| Records from a dataset |

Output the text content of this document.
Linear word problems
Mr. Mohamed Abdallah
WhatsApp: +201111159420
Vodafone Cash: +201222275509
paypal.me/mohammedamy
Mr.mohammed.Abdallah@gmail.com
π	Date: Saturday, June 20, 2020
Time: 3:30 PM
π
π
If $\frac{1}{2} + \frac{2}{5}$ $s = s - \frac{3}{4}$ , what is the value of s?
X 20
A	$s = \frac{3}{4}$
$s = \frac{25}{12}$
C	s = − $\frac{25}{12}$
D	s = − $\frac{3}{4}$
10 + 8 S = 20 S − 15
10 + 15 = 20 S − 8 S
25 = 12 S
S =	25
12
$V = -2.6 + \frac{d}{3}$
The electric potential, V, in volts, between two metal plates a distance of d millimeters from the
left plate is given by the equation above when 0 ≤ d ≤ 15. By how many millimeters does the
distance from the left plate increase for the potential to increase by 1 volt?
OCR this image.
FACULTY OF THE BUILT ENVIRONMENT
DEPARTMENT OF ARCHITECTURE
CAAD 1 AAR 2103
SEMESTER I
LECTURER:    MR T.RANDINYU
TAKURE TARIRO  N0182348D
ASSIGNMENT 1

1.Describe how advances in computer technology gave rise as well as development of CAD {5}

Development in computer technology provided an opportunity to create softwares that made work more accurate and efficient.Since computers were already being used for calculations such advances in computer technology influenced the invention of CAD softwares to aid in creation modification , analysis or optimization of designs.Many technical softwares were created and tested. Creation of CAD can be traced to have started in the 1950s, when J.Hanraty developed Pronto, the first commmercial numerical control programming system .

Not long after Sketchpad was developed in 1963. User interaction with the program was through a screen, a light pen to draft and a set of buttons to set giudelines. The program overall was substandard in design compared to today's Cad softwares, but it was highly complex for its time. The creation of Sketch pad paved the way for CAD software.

| What you are asked to do |
Report how many lines in the records above contain the word "creation", giving only the number.

| Output for this task |
2